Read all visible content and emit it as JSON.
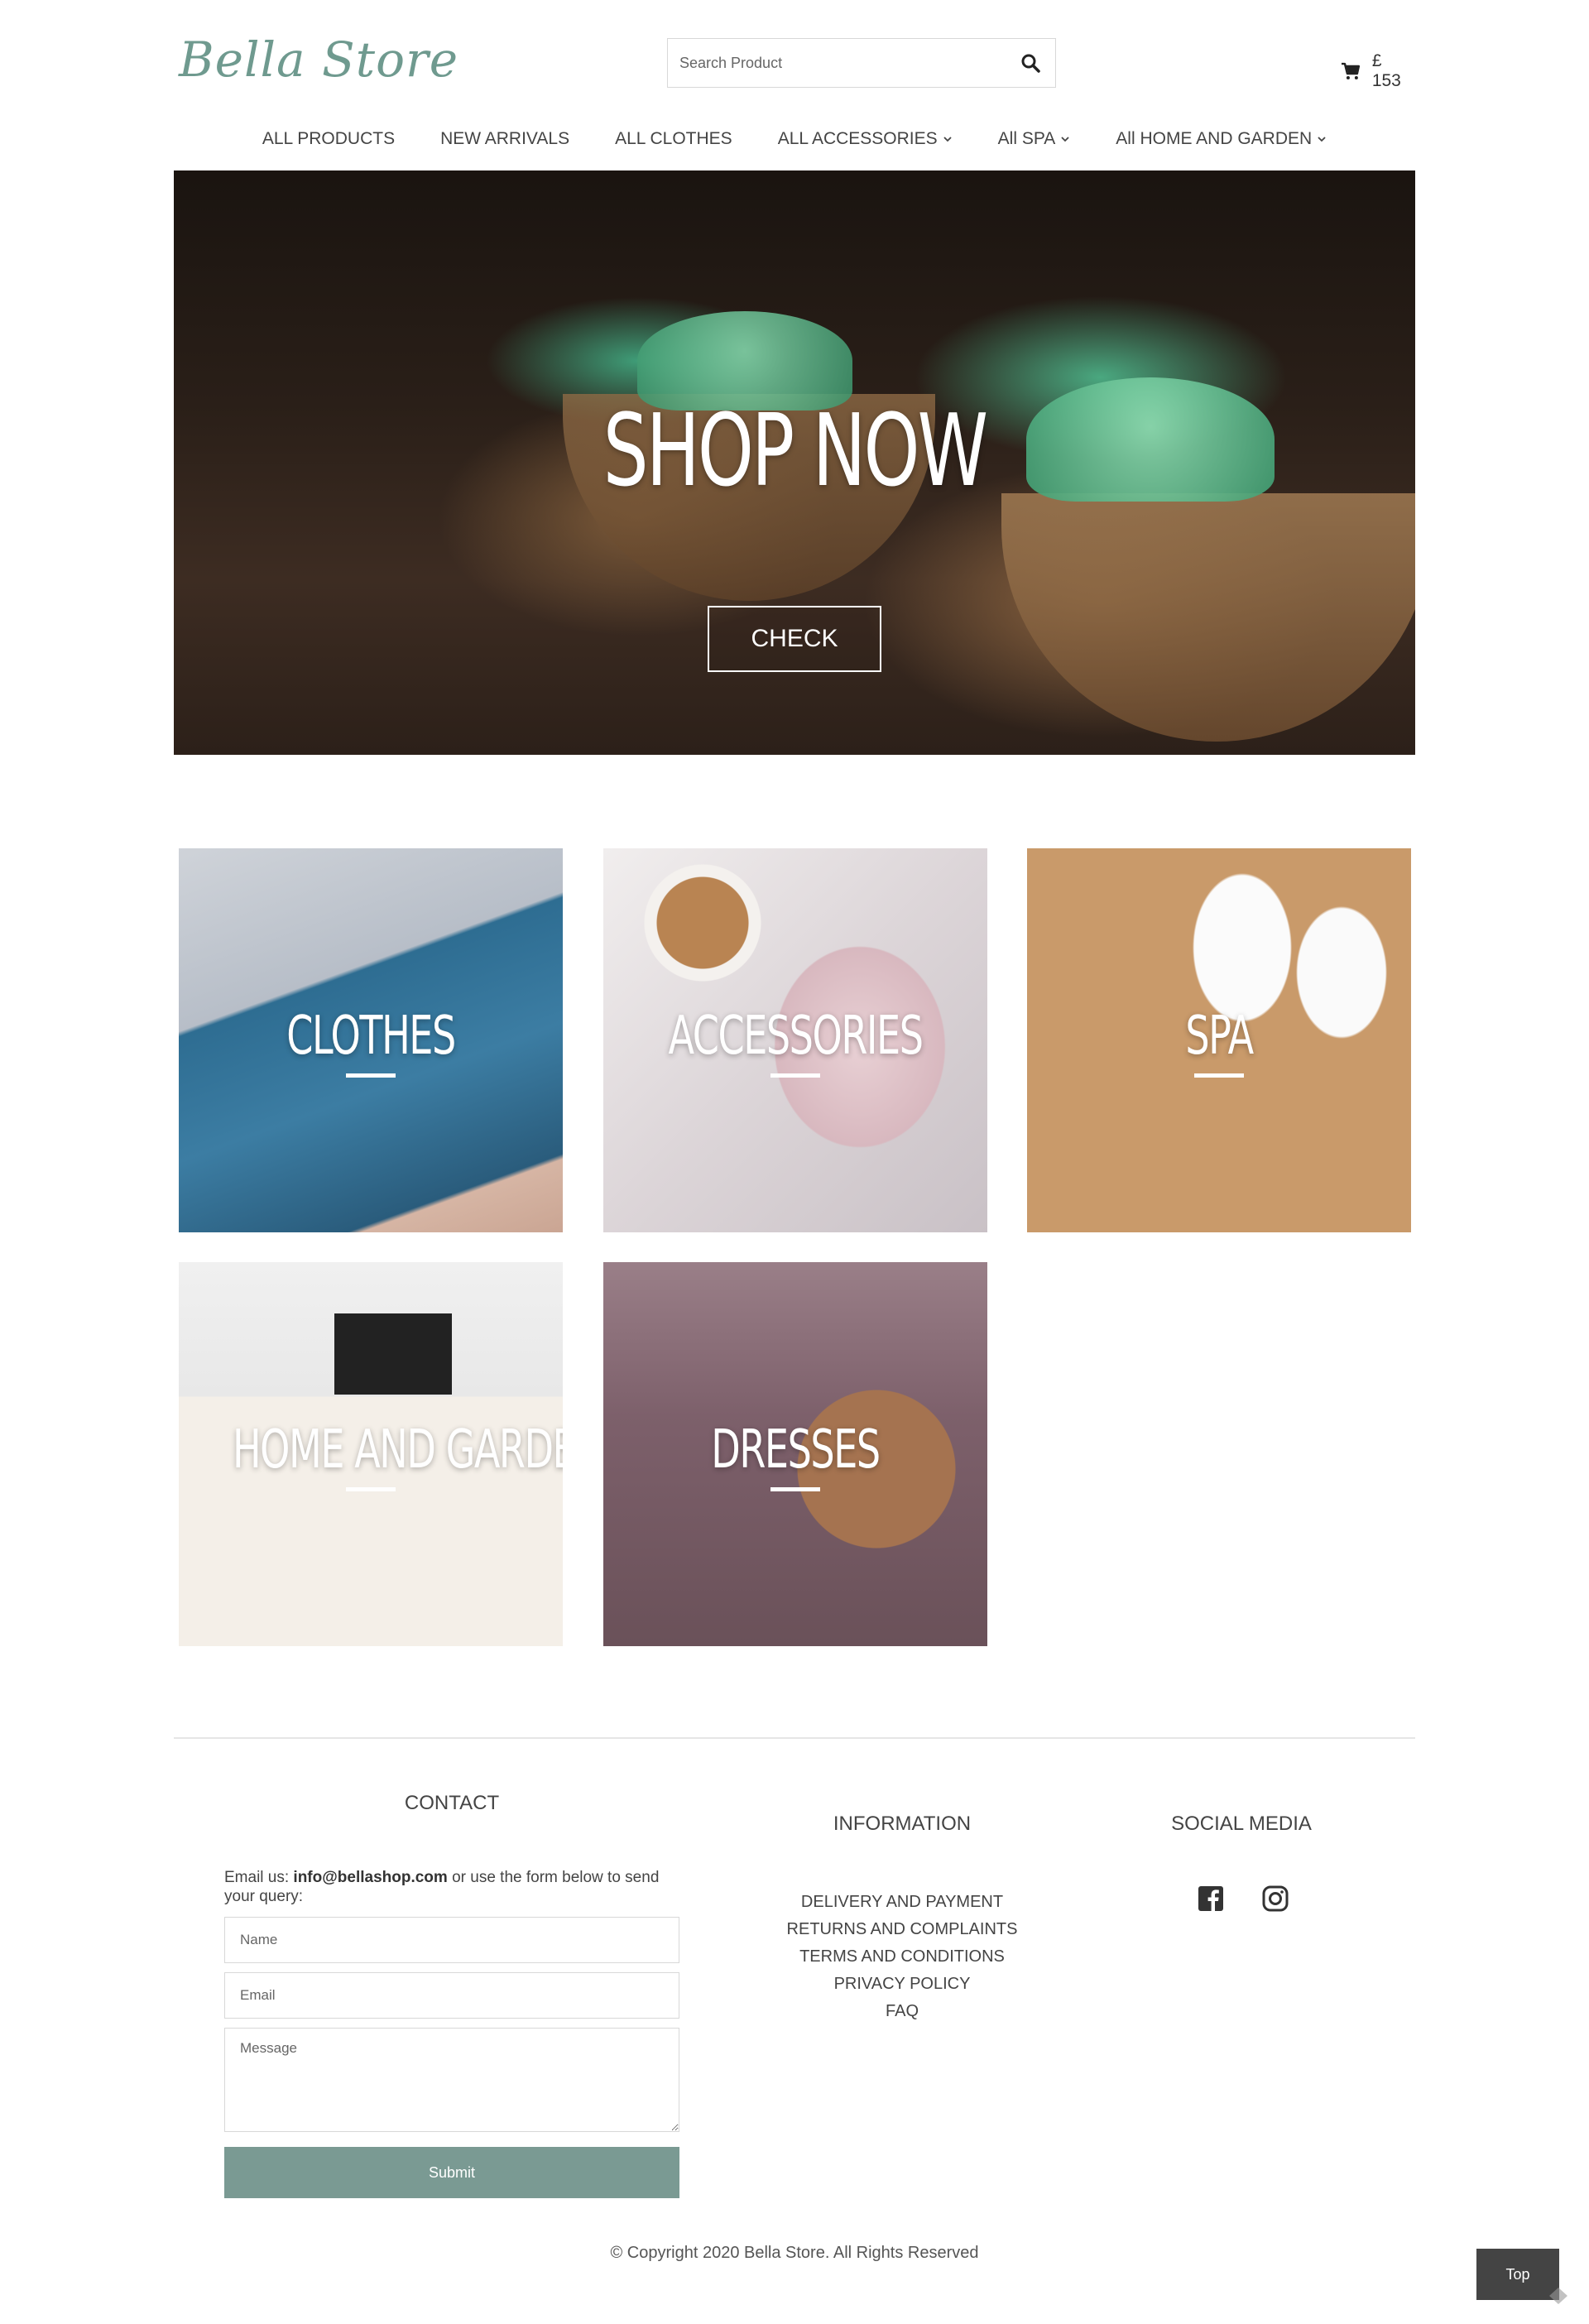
{
  "header": {
    "logo": "Bella Store",
    "search_placeholder": "Search Product",
    "cart_total": "£ 153"
  },
  "nav": {
    "items": [
      {
        "label": "ALL PRODUCTS",
        "dropdown": false
      },
      {
        "label": "NEW ARRIVALS",
        "dropdown": false
      },
      {
        "label": "ALL CLOTHES",
        "dropdown": false
      },
      {
        "label": "ALL ACCESSORIES",
        "dropdown": true
      },
      {
        "label": "All SPA",
        "dropdown": true
      },
      {
        "label": "All HOME AND GARDEN",
        "dropdown": true
      }
    ]
  },
  "hero": {
    "title": "SHOP NOW",
    "button": "CHECK"
  },
  "categories": [
    {
      "label": "CLOTHES"
    },
    {
      "label": "ACCESSORIES"
    },
    {
      "label": "SPA"
    },
    {
      "label": "HOME AND GARDEN"
    },
    {
      "label": "DRESSES"
    }
  ],
  "footer": {
    "contact": {
      "heading": "CONTACT",
      "email_prefix": "Email us:",
      "email": "info@bellashop.com",
      "email_suffix": "or use the form below to send your query:",
      "name_placeholder": "Name",
      "email_placeholder": "Email",
      "message_placeholder": "Message",
      "submit": "Submit"
    },
    "information": {
      "heading": "INFORMATION",
      "links": [
        "DELIVERY AND PAYMENT",
        "RETURNS AND COMPLAINTS",
        "TERMS AND CONDITIONS",
        "PRIVACY POLICY",
        "FAQ"
      ]
    },
    "social": {
      "heading": "SOCIAL MEDIA",
      "icons": [
        "facebook-icon",
        "instagram-icon"
      ]
    },
    "copyright": "© Copyright 2020 Bella Store. All Rights Reserved",
    "top_button": "Top"
  },
  "colors": {
    "accent": "#7a9a93",
    "logo": "#6f9a8f",
    "top_button_bg": "#444444"
  }
}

### Task to complete:
Take the data above and repeat it exactly, leaving each picture out.

### Task result:
Read all visible content and emit it as JSON.
{
  "header": {
    "logo": "Bella Store",
    "search_placeholder": "Search Product",
    "cart_total": "£ 153"
  },
  "nav": {
    "items": [
      {
        "label": "ALL PRODUCTS",
        "dropdown": false
      },
      {
        "label": "NEW ARRIVALS",
        "dropdown": false
      },
      {
        "label": "ALL CLOTHES",
        "dropdown": false
      },
      {
        "label": "ALL ACCESSORIES",
        "dropdown": true
      },
      {
        "label": "All SPA",
        "dropdown": true
      },
      {
        "label": "All HOME AND GARDEN",
        "dropdown": true
      }
    ]
  },
  "hero": {
    "title": "SHOP NOW",
    "button": "CHECK"
  },
  "categories": [
    {
      "label": "CLOTHES"
    },
    {
      "label": "ACCESSORIES"
    },
    {
      "label": "SPA"
    },
    {
      "label": "HOME AND GARDEN"
    },
    {
      "label": "DRESSES"
    }
  ],
  "footer": {
    "contact": {
      "heading": "CONTACT",
      "email_prefix": "Email us:",
      "email": "info@bellashop.com",
      "email_suffix": "or use the form below to send your query:",
      "name_placeholder": "Name",
      "email_placeholder": "Email",
      "message_placeholder": "Message",
      "submit": "Submit"
    },
    "information": {
      "heading": "INFORMATION",
      "links": [
        "DELIVERY AND PAYMENT",
        "RETURNS AND COMPLAINTS",
        "TERMS AND CONDITIONS",
        "PRIVACY POLICY",
        "FAQ"
      ]
    },
    "social": {
      "heading": "SOCIAL MEDIA",
      "icons": [
        "facebook-icon",
        "instagram-icon"
      ]
    },
    "copyright": "© Copyright 2020 Bella Store. All Rights Reserved",
    "top_button": "Top"
  },
  "colors": {
    "accent": "#7a9a93",
    "logo": "#6f9a8f",
    "top_button_bg": "#444444"
  }
}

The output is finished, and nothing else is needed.